To be done — Restate the records that follow word for word; no pictures should appear.

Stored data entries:

----

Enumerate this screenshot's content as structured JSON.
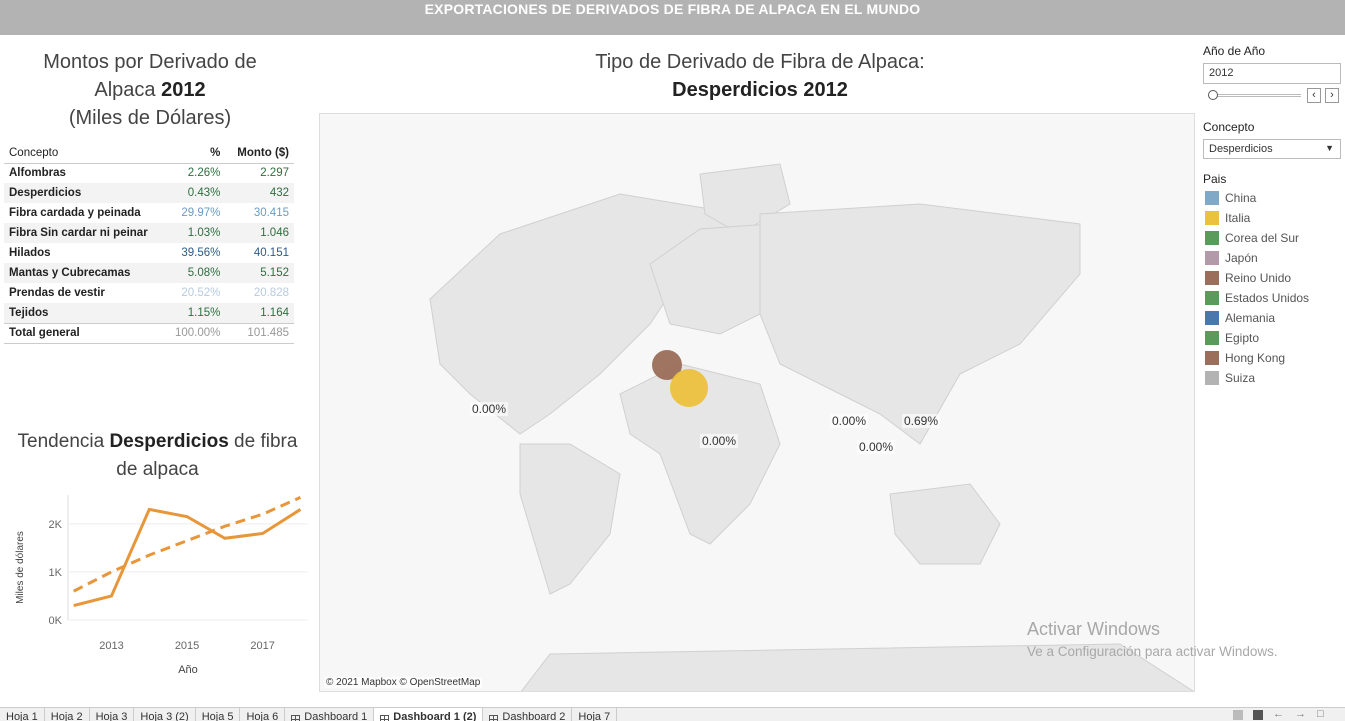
{
  "header": {
    "title": "EXPORTACIONES DE DERIVADOS DE FIBRA DE ALPACA EN EL MUNDO"
  },
  "left_title": {
    "line1": "Montos por Derivado de",
    "line2_pre": "Alpaca ",
    "year": "2012",
    "line3": "(Miles de Dólares)"
  },
  "table": {
    "headers": {
      "concept": "Concepto",
      "pct": "%",
      "amount": "Monto ($)"
    },
    "rows": [
      {
        "concept": "Alfombras",
        "pct": "2.26%",
        "amount": "2.297",
        "color": "#2e6e3e"
      },
      {
        "concept": "Desperdicios",
        "pct": "0.43%",
        "amount": "432",
        "color": "#2e6e3e"
      },
      {
        "concept": "Fibra cardada y peinada",
        "pct": "29.97%",
        "amount": "30.415",
        "color": "#6b9bc3"
      },
      {
        "concept": "Fibra Sin cardar ni peinar",
        "pct": "1.03%",
        "amount": "1.046",
        "color": "#2e6e3e"
      },
      {
        "concept": "Hilados",
        "pct": "39.56%",
        "amount": "40.151",
        "color": "#2d5a8a"
      },
      {
        "concept": "Mantas y Cubrecamas",
        "pct": "5.08%",
        "amount": "5.152",
        "color": "#2e6e3e"
      },
      {
        "concept": "Prendas de vestir",
        "pct": "20.52%",
        "amount": "20.828",
        "color": "#b8cbe0"
      },
      {
        "concept": "Tejidos",
        "pct": "1.15%",
        "amount": "1.164",
        "color": "#2e6e3e"
      },
      {
        "concept": "Total general",
        "pct": "100.00%",
        "amount": "101.485",
        "color": "#999999"
      }
    ]
  },
  "trend_title": {
    "pre": "Tendencia ",
    "bold": "Desperdicios",
    "post": " de fibra",
    "line2": "de alpaca"
  },
  "chart_data": {
    "type": "line",
    "x": [
      2012,
      2013,
      2014,
      2015,
      2016,
      2017,
      2018
    ],
    "series": [
      {
        "values": [
          300,
          500,
          2300,
          2150,
          1700,
          1800,
          2300
        ],
        "style": "solid"
      },
      {
        "values": [
          600,
          1000,
          1350,
          1650,
          1950,
          2200,
          2550
        ],
        "style": "dashed"
      }
    ],
    "xticks": [
      "2013",
      "2015",
      "2017"
    ],
    "yticks": [
      "0K",
      "1K",
      "2K"
    ],
    "ylabel": "Miles de dólares",
    "xlabel": "Año",
    "ylim": [
      0,
      2600
    ],
    "color": "#e8963a"
  },
  "map": {
    "title_line1": "Tipo de Derivado de Fibra de Alpaca:",
    "title_line2": "Desperdicios 2012",
    "attribution": "© 2021 Mapbox © OpenStreetMap",
    "labels": [
      {
        "text": "0.00%",
        "region": "usa"
      },
      {
        "text": "0.00%",
        "region": "egypt"
      },
      {
        "text": "0.00%",
        "region": "india"
      },
      {
        "text": "0.00%",
        "region": "hongkong"
      },
      {
        "text": "0.69%",
        "region": "korea"
      }
    ]
  },
  "watermark": {
    "line1": "Activar Windows",
    "line2": "Ve a Configuración para activar Windows."
  },
  "filters": {
    "year_label": "Año de Año",
    "year_value": "2012",
    "concept_label": "Concepto",
    "concept_value": "Desperdicios",
    "country_label": "Pais"
  },
  "legend": [
    {
      "name": "China",
      "color": "#7fa9c7"
    },
    {
      "name": "Italia",
      "color": "#ecc13e"
    },
    {
      "name": "Corea del Sur",
      "color": "#5a9a5a"
    },
    {
      "name": "Japón",
      "color": "#b39aa8"
    },
    {
      "name": "Reino Unido",
      "color": "#9a6e5a"
    },
    {
      "name": "Estados Unidos",
      "color": "#5a9a5a"
    },
    {
      "name": "Alemania",
      "color": "#4a78ad"
    },
    {
      "name": "Egipto",
      "color": "#5a9a5a"
    },
    {
      "name": "Hong Kong",
      "color": "#9a6e5a"
    },
    {
      "name": "Suiza",
      "color": "#b3b3b3"
    }
  ],
  "tabs": [
    "Hoja 1",
    "Hoja 2",
    "Hoja 3",
    "Hoja 3 (2)",
    "Hoja 5",
    "Hoja 6",
    "Dashboard 1",
    "Dashboard 1 (2)",
    "Dashboard 2",
    "Hoja 7"
  ],
  "active_tab": 7
}
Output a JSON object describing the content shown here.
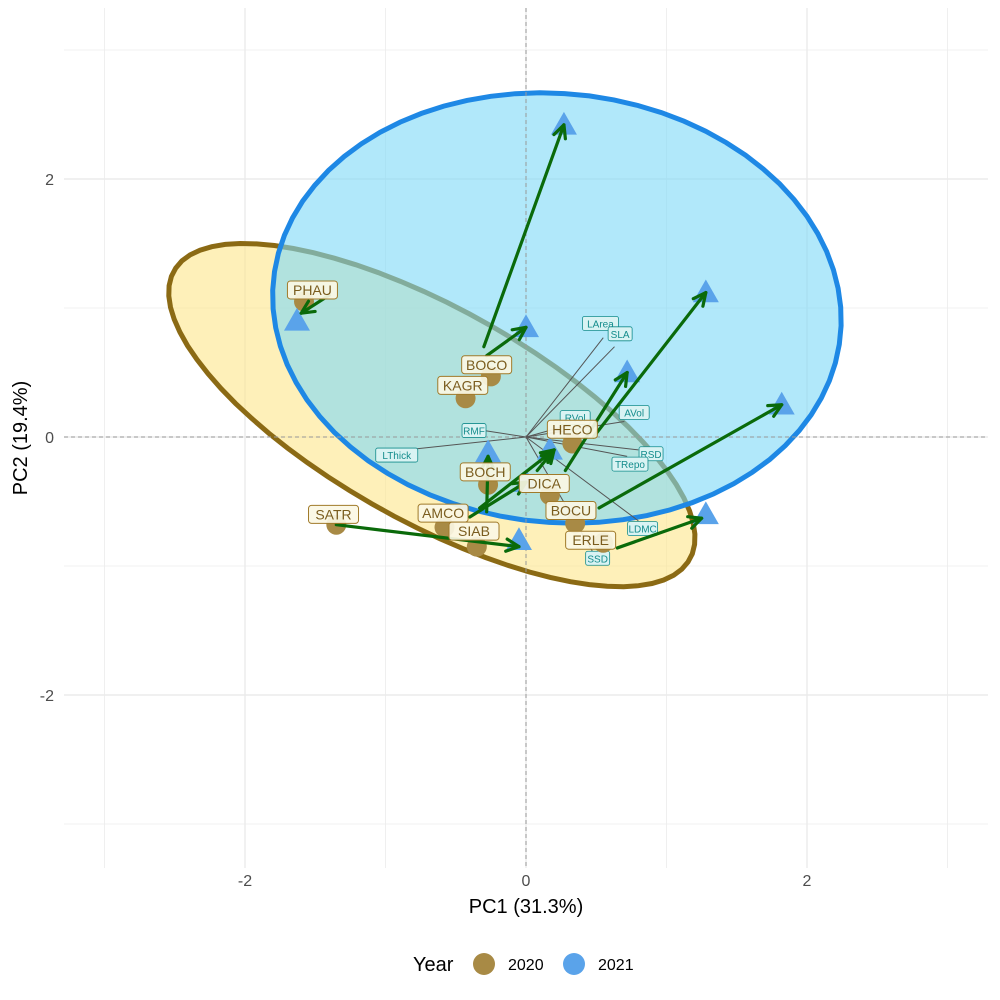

----

Exercise output —
Enumerate this screenshot's content as structured JSON.
{
  "header": {
    "title": "EXPORTACIONES DE DERIVADOS DE FIBRA DE ALPACA EN EL MUNDO"
  },
  "left_title": {
    "line1": "Montos por Derivado de",
    "line2_pre": "Alpaca ",
    "year": "2012",
    "line3": "(Miles de Dólares)"
  },
  "table": {
    "headers": {
      "concept": "Concepto",
      "pct": "%",
      "amount": "Monto ($)"
    },
    "rows": [
      {
        "concept": "Alfombras",
        "pct": "2.26%",
        "amount": "2.297",
        "color": "#2e6e3e"
      },
      {
        "concept": "Desperdicios",
        "pct": "0.43%",
        "amount": "432",
        "color": "#2e6e3e"
      },
      {
        "concept": "Fibra cardada y peinada",
        "pct": "29.97%",
        "amount": "30.415",
        "color": "#6b9bc3"
      },
      {
        "concept": "Fibra Sin cardar ni peinar",
        "pct": "1.03%",
        "amount": "1.046",
        "color": "#2e6e3e"
      },
      {
        "concept": "Hilados",
        "pct": "39.56%",
        "amount": "40.151",
        "color": "#2d5a8a"
      },
      {
        "concept": "Mantas y Cubrecamas",
        "pct": "5.08%",
        "amount": "5.152",
        "color": "#2e6e3e"
      },
      {
        "concept": "Prendas de vestir",
        "pct": "20.52%",
        "amount": "20.828",
        "color": "#b8cbe0"
      },
      {
        "concept": "Tejidos",
        "pct": "1.15%",
        "amount": "1.164",
        "color": "#2e6e3e"
      },
      {
        "concept": "Total general",
        "pct": "100.00%",
        "amount": "101.485",
        "color": "#999999"
      }
    ]
  },
  "trend_title": {
    "pre": "Tendencia ",
    "bold": "Desperdicios",
    "post": " de fibra",
    "line2": "de alpaca"
  },
  "chart_data": {
    "type": "line",
    "x": [
      2012,
      2013,
      2014,
      2015,
      2016,
      2017,
      2018
    ],
    "series": [
      {
        "values": [
          300,
          500,
          2300,
          2150,
          1700,
          1800,
          2300
        ],
        "style": "solid"
      },
      {
        "values": [
          600,
          1000,
          1350,
          1650,
          1950,
          2200,
          2550
        ],
        "style": "dashed"
      }
    ],
    "xticks": [
      "2013",
      "2015",
      "2017"
    ],
    "yticks": [
      "0K",
      "1K",
      "2K"
    ],
    "ylabel": "Miles de dólares",
    "xlabel": "Año",
    "ylim": [
      0,
      2600
    ],
    "color": "#e8963a"
  },
  "map": {
    "title_line1": "Tipo de Derivado de Fibra de Alpaca:",
    "title_line2": "Desperdicios 2012",
    "attribution": "© 2021 Mapbox © OpenStreetMap",
    "labels": [
      {
        "text": "0.00%",
        "region": "usa"
      },
      {
        "text": "0.00%",
        "region": "egypt"
      },
      {
        "text": "0.00%",
        "region": "india"
      },
      {
        "text": "0.00%",
        "region": "hongkong"
      },
      {
        "text": "0.69%",
        "region": "korea"
      }
    ]
  },
  "watermark": {
    "line1": "Activar Windows",
    "line2": "Ve a Configuración para activar Windows."
  },
  "filters": {
    "year_label": "Año de Año",
    "year_value": "2012",
    "concept_label": "Concepto",
    "concept_value": "Desperdicios",
    "country_label": "Pais"
  },
  "legend": [
    {
      "name": "China",
      "color": "#7fa9c7"
    },
    {
      "name": "Italia",
      "color": "#ecc13e"
    },
    {
      "name": "Corea del Sur",
      "color": "#5a9a5a"
    },
    {
      "name": "Japón",
      "color": "#b39aa8"
    },
    {
      "name": "Reino Unido",
      "color": "#9a6e5a"
    },
    {
      "name": "Estados Unidos",
      "color": "#5a9a5a"
    },
    {
      "name": "Alemania",
      "color": "#4a78ad"
    },
    {
      "name": "Egipto",
      "color": "#5a9a5a"
    },
    {
      "name": "Hong Kong",
      "color": "#9a6e5a"
    },
    {
      "name": "Suiza",
      "color": "#b3b3b3"
    }
  ],
  "tabs": [
    "Hoja 1",
    "Hoja 2",
    "Hoja 3",
    "Hoja 3 (2)",
    "Hoja 5",
    "Hoja 6",
    "Dashboard 1",
    "Dashboard 1 (2)",
    "Dashboard 2",
    "Hoja 7"
  ],
  "active_tab": 7
}
Output a JSON object describing the content shown here.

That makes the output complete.